Provided entries:
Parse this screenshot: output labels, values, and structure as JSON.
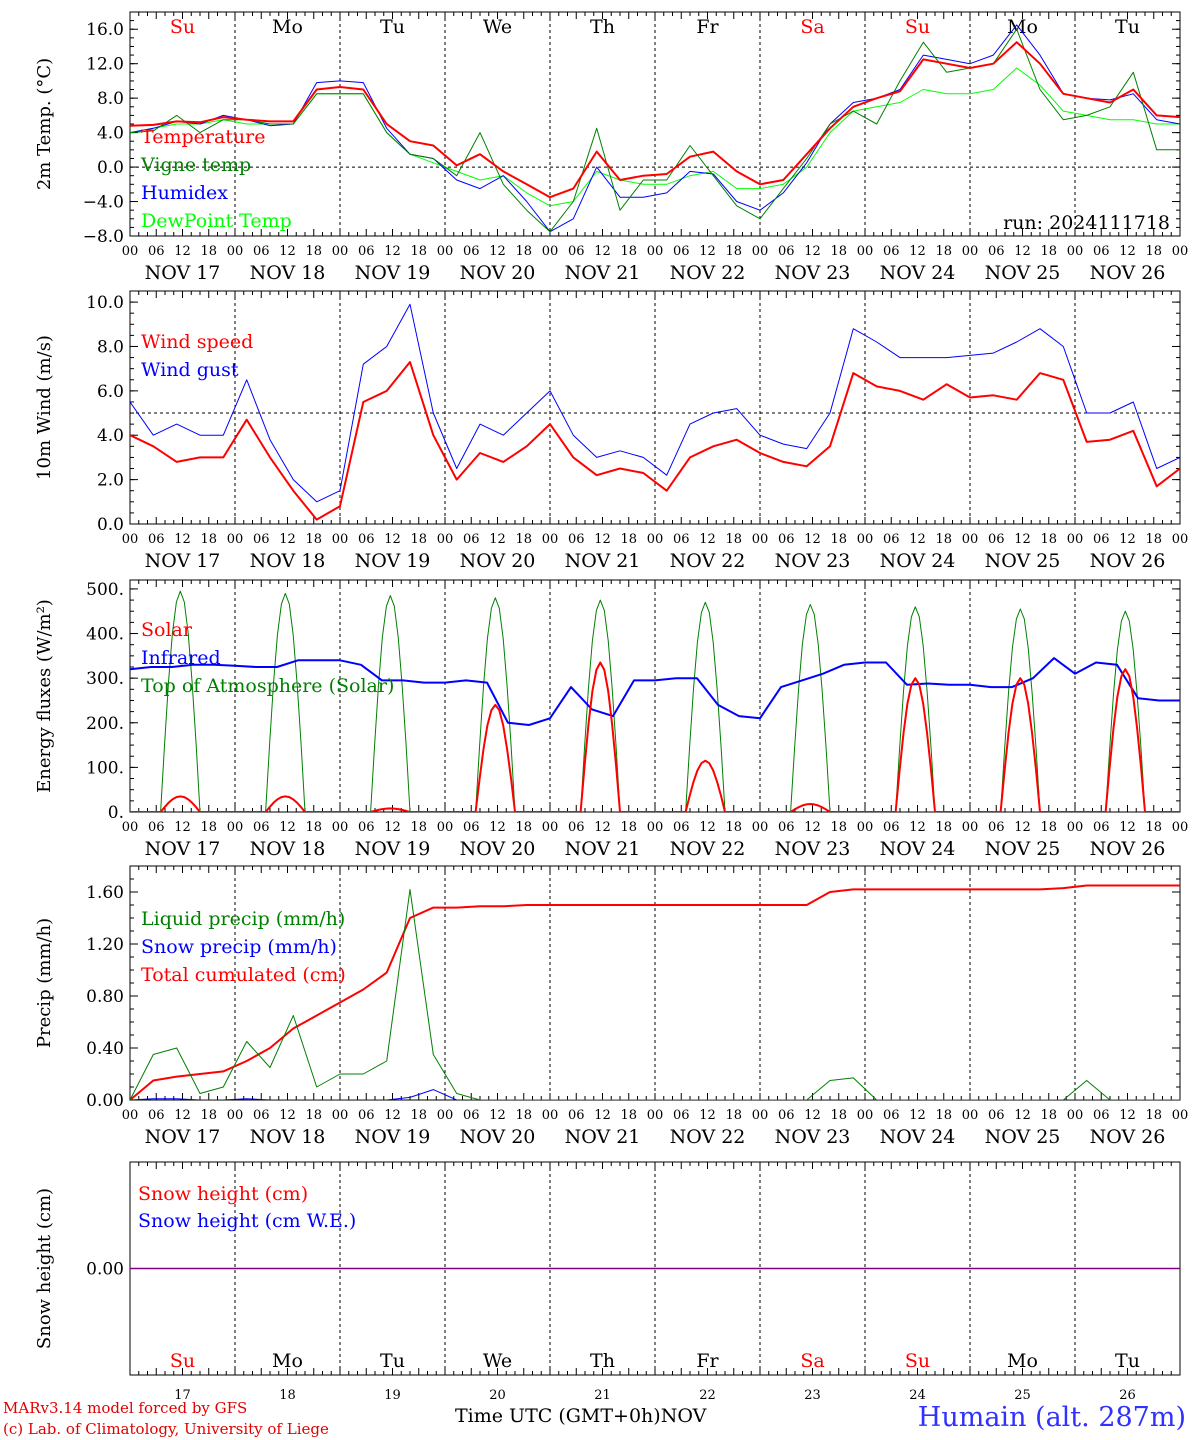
{
  "chart_data": {
    "type": "line",
    "x_start": "2024-11-17 00 UTC",
    "x_end": "2024-11-27 00 UTC",
    "day_letters": [
      {
        "label": "Su",
        "color": "#ff0000"
      },
      {
        "label": "Mo",
        "color": "#000000"
      },
      {
        "label": "Tu",
        "color": "#000000"
      },
      {
        "label": "We",
        "color": "#000000"
      },
      {
        "label": "Th",
        "color": "#000000"
      },
      {
        "label": "Fr",
        "color": "#000000"
      },
      {
        "label": "Sa",
        "color": "#ff0000"
      },
      {
        "label": "Su",
        "color": "#ff0000"
      },
      {
        "label": "Mo",
        "color": "#000000"
      },
      {
        "label": "Tu",
        "color": "#000000"
      }
    ],
    "day_labels": [
      "NOV 17",
      "NOV 18",
      "NOV 19",
      "NOV 20",
      "NOV 21",
      "NOV 22",
      "NOV 23",
      "NOV 24",
      "NOV 25",
      "NOV 26"
    ],
    "day_numbers": [
      "17",
      "18",
      "19",
      "20",
      "21",
      "22",
      "23",
      "24",
      "25",
      "26"
    ],
    "hour_labels": [
      "00",
      "06",
      "12",
      "18"
    ],
    "final_hour_label": "00",
    "x_title": "Time UTC (GMT+0h)",
    "x_title_month": "NOV",
    "panels": [
      {
        "id": "temperature",
        "ylabel": "2m Temp. (°C)",
        "ylim": [
          -8,
          18
        ],
        "yticks": [
          {
            "v": 16,
            "label": "16.0"
          },
          {
            "v": 12,
            "label": "12.0"
          },
          {
            "v": 8,
            "label": "8.0"
          },
          {
            "v": 4,
            "label": "4.0"
          },
          {
            "v": 0,
            "label": "0.0"
          },
          {
            "v": -4,
            "label": "−4.0"
          },
          {
            "v": -8,
            "label": "−8.0"
          }
        ],
        "ref_line": 0,
        "show_day_letters": true,
        "annotation": "run: 2024111718",
        "series": [
          {
            "name": "Temperature",
            "color": "#ff0000",
            "width": 2,
            "values": [
              4.8,
              4.9,
              5.3,
              5.2,
              5.8,
              5.5,
              5.3,
              5.3,
              9.0,
              9.3,
              9.0,
              5.0,
              3.0,
              2.5,
              0.2,
              1.5,
              -0.5,
              -2.0,
              -3.5,
              -2.5,
              1.8,
              -1.5,
              -1.0,
              -0.8,
              1.2,
              1.8,
              -0.5,
              -2.0,
              -1.5,
              1.5,
              4.5,
              7.0,
              8.0,
              8.8,
              12.5,
              12.0,
              11.5,
              12.0,
              14.5,
              12.0,
              8.5,
              8.0,
              7.5,
              9.0,
              6.0,
              5.8
            ]
          },
          {
            "name": "Vigne temp",
            "color": "#008000",
            "width": 1,
            "values": [
              4.0,
              4.2,
              6.0,
              4.0,
              5.5,
              5.5,
              5.0,
              5.0,
              8.5,
              8.5,
              8.5,
              4.0,
              1.5,
              1.0,
              -1.0,
              4.0,
              -2.0,
              -5.0,
              -7.5,
              -4.0,
              4.5,
              -5.0,
              -1.5,
              -1.5,
              2.5,
              -1.0,
              -4.5,
              -6.0,
              -2.5,
              1.0,
              5.0,
              6.5,
              5.0,
              10.0,
              14.5,
              11.0,
              11.5,
              12.0,
              16.0,
              9.0,
              5.5,
              6.0,
              7.0,
              11.0,
              2.0,
              2.0
            ]
          },
          {
            "name": "Humidex",
            "color": "#0000ff",
            "width": 1,
            "values": [
              4.0,
              4.5,
              5.3,
              5.0,
              6.0,
              5.5,
              4.8,
              5.0,
              9.8,
              10.0,
              9.8,
              4.5,
              1.5,
              1.0,
              -1.5,
              -2.5,
              -1.0,
              -4.0,
              -7.5,
              -6.0,
              0.0,
              -3.5,
              -3.5,
              -3.0,
              -0.5,
              -0.8,
              -4.0,
              -5.0,
              -3.0,
              0.5,
              5.0,
              7.5,
              8.0,
              9.0,
              13.0,
              12.5,
              12.0,
              13.0,
              16.5,
              13.0,
              8.5,
              8.0,
              7.8,
              8.5,
              5.5,
              5.0
            ]
          },
          {
            "name": "DewPoint Temp",
            "color": "#00ff00",
            "width": 1,
            "values": [
              4.0,
              4.5,
              5.0,
              5.0,
              5.5,
              5.0,
              5.0,
              5.0,
              8.5,
              8.5,
              8.5,
              4.0,
              1.5,
              0.5,
              -0.5,
              -1.5,
              -1.0,
              -3.0,
              -4.5,
              -4.0,
              -0.5,
              -1.5,
              -2.0,
              -2.0,
              -1.0,
              -0.5,
              -2.5,
              -2.5,
              -2.0,
              0.0,
              4.0,
              6.5,
              7.0,
              7.5,
              9.0,
              8.5,
              8.5,
              9.0,
              11.5,
              9.5,
              6.5,
              6.0,
              5.5,
              5.5,
              5.0,
              5.0
            ]
          }
        ]
      },
      {
        "id": "wind",
        "ylabel": "10m Wind (m/s)",
        "ylim": [
          0,
          10
        ],
        "yticks": [
          {
            "v": 10,
            "label": "10.0"
          },
          {
            "v": 8,
            "label": "8.0"
          },
          {
            "v": 6,
            "label": "6.0"
          },
          {
            "v": 4,
            "label": "4.0"
          },
          {
            "v": 2,
            "label": "2.0"
          },
          {
            "v": 0,
            "label": "0.0"
          }
        ],
        "ref_line": 5,
        "series": [
          {
            "name": "Wind speed",
            "color": "#ff0000",
            "width": 2,
            "values": [
              4.0,
              3.5,
              2.8,
              3.0,
              3.0,
              4.7,
              3.0,
              1.5,
              0.2,
              0.8,
              5.5,
              6.0,
              7.3,
              4.0,
              2.0,
              3.2,
              2.8,
              3.5,
              4.5,
              3.0,
              2.2,
              2.5,
              2.3,
              1.5,
              3.0,
              3.5,
              3.8,
              3.2,
              2.8,
              2.6,
              3.5,
              6.8,
              6.2,
              6.0,
              5.6,
              6.3,
              5.7,
              5.8,
              5.6,
              6.8,
              6.5,
              3.7,
              3.8,
              4.2,
              1.7,
              2.5
            ]
          },
          {
            "name": "Wind gust",
            "color": "#0000ff",
            "width": 1,
            "values": [
              5.5,
              4.0,
              4.5,
              4.0,
              4.0,
              6.5,
              3.8,
              2.0,
              1.0,
              1.5,
              7.2,
              8.0,
              9.9,
              5.0,
              2.5,
              4.5,
              4.0,
              5.0,
              6.0,
              4.0,
              3.0,
              3.3,
              3.0,
              2.2,
              4.5,
              5.0,
              5.2,
              4.0,
              3.6,
              3.4,
              5.0,
              8.8,
              8.2,
              7.5,
              7.5,
              7.5,
              7.6,
              7.7,
              8.2,
              8.8,
              8.0,
              5.0,
              5.0,
              5.5,
              2.5,
              3.0
            ]
          }
        ]
      },
      {
        "id": "energy",
        "ylabel": "Energy fluxes (W/m²)",
        "ylim": [
          0,
          500
        ],
        "yticks": [
          {
            "v": 500,
            "label": "500."
          },
          {
            "v": 400,
            "label": "400."
          },
          {
            "v": 300,
            "label": "300."
          },
          {
            "v": 200,
            "label": "200."
          },
          {
            "v": 100,
            "label": "100."
          },
          {
            "v": 0,
            "label": "0."
          }
        ],
        "series": [
          {
            "name": "Solar",
            "color": "#ff0000",
            "width": 2,
            "day_peaks": [
              35,
              35,
              8,
              240,
              335,
              115,
              18,
              300,
              300,
              320
            ]
          },
          {
            "name": "Infrared",
            "color": "#0000ff",
            "width": 2,
            "values": [
              320,
              325,
              325,
              330,
              330,
              328,
              325,
              325,
              340,
              340,
              340,
              330,
              295,
              295,
              290,
              290,
              295,
              290,
              200,
              195,
              210,
              280,
              230,
              215,
              295,
              295,
              300,
              300,
              240,
              215,
              210,
              280,
              295,
              310,
              330,
              335,
              335,
              285,
              288,
              285,
              285,
              280,
              280,
              300,
              345,
              310,
              335,
              330,
              255,
              250,
              250
            ]
          },
          {
            "name": "Top of Atmosphere (Solar)",
            "color": "#008000",
            "width": 1,
            "day_peaks": [
              495,
              490,
              485,
              480,
              475,
              470,
              465,
              460,
              455,
              450
            ]
          }
        ]
      },
      {
        "id": "precip",
        "ylabel": "Precip (mm/h)",
        "ylim": [
          0,
          1.8
        ],
        "yticks": [
          {
            "v": 1.6,
            "label": "1.60"
          },
          {
            "v": 1.2,
            "label": "1.20"
          },
          {
            "v": 0.8,
            "label": "0.80"
          },
          {
            "v": 0.4,
            "label": "0.40"
          },
          {
            "v": 0.0,
            "label": "0.00"
          }
        ],
        "series": [
          {
            "name": "Liquid precip (mm/h)",
            "color": "#008000",
            "width": 1,
            "values": [
              0.0,
              0.35,
              0.4,
              0.05,
              0.1,
              0.45,
              0.25,
              0.65,
              0.1,
              0.2,
              0.2,
              0.3,
              1.62,
              0.35,
              0.05,
              0.0,
              0.0,
              0.0,
              0.0,
              0.0,
              0.0,
              0.0,
              0.0,
              0.0,
              0.0,
              0.0,
              0.0,
              0.0,
              0.0,
              0.0,
              0.15,
              0.17,
              0.0,
              0.0,
              0.0,
              0.0,
              0.0,
              0.0,
              0.0,
              0.0,
              0.0,
              0.15,
              0.0,
              0.0,
              0.0,
              0.0
            ]
          },
          {
            "name": "Snow precip (mm/h)",
            "color": "#0000ff",
            "width": 1,
            "values": [
              0.0,
              0.01,
              0.01,
              0.0,
              0.0,
              0.01,
              0.0,
              0.0,
              0.0,
              0.0,
              0.0,
              0.0,
              0.02,
              0.08,
              0.0,
              0.0,
              0.0,
              0.0,
              0.0,
              0.0,
              0.0,
              0.0,
              0.0,
              0.0,
              0.0,
              0.0,
              0.0,
              0.0,
              0.0,
              0.0,
              0.0,
              0.0,
              0.0,
              0.0,
              0.0,
              0.0,
              0.0,
              0.0,
              0.0,
              0.0,
              0.0,
              0.0,
              0.0,
              0.0,
              0.0,
              0.0
            ]
          },
          {
            "name": "Total cumulated (cm)",
            "color": "#ff0000",
            "width": 2,
            "values": [
              0.0,
              0.15,
              0.18,
              0.2,
              0.22,
              0.3,
              0.4,
              0.55,
              0.65,
              0.75,
              0.85,
              0.98,
              1.4,
              1.48,
              1.48,
              1.49,
              1.49,
              1.5,
              1.5,
              1.5,
              1.5,
              1.5,
              1.5,
              1.5,
              1.5,
              1.5,
              1.5,
              1.5,
              1.5,
              1.5,
              1.6,
              1.62,
              1.62,
              1.62,
              1.62,
              1.62,
              1.62,
              1.62,
              1.62,
              1.62,
              1.63,
              1.65,
              1.65,
              1.65,
              1.65,
              1.65
            ]
          }
        ]
      },
      {
        "id": "snow",
        "ylabel": "Snow height (cm)",
        "ylim": [
          -1,
          1
        ],
        "yticks": [
          {
            "v": 0,
            "label": "0.00"
          }
        ],
        "show_bottom_letters": true,
        "series": [
          {
            "name": "Snow height (cm)",
            "color": "#ff0000",
            "width": 1,
            "values": [
              0,
              0
            ]
          },
          {
            "name": "Snow height (cm W.E.)",
            "color": "#0000ff",
            "width": 1,
            "values": [
              0,
              0
            ]
          }
        ]
      }
    ]
  },
  "footer": {
    "model": "MARv3.14 model forced by GFS",
    "copyright": "(c) Lab. of Climatology, University of Liege",
    "station": "Humain (alt. 287m)"
  },
  "colors": {
    "axis": "#000000",
    "grid": "#000000",
    "text": "#000000"
  }
}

Task objective: Return only the number of lines in the entries that contain the string "true".

Reply: 2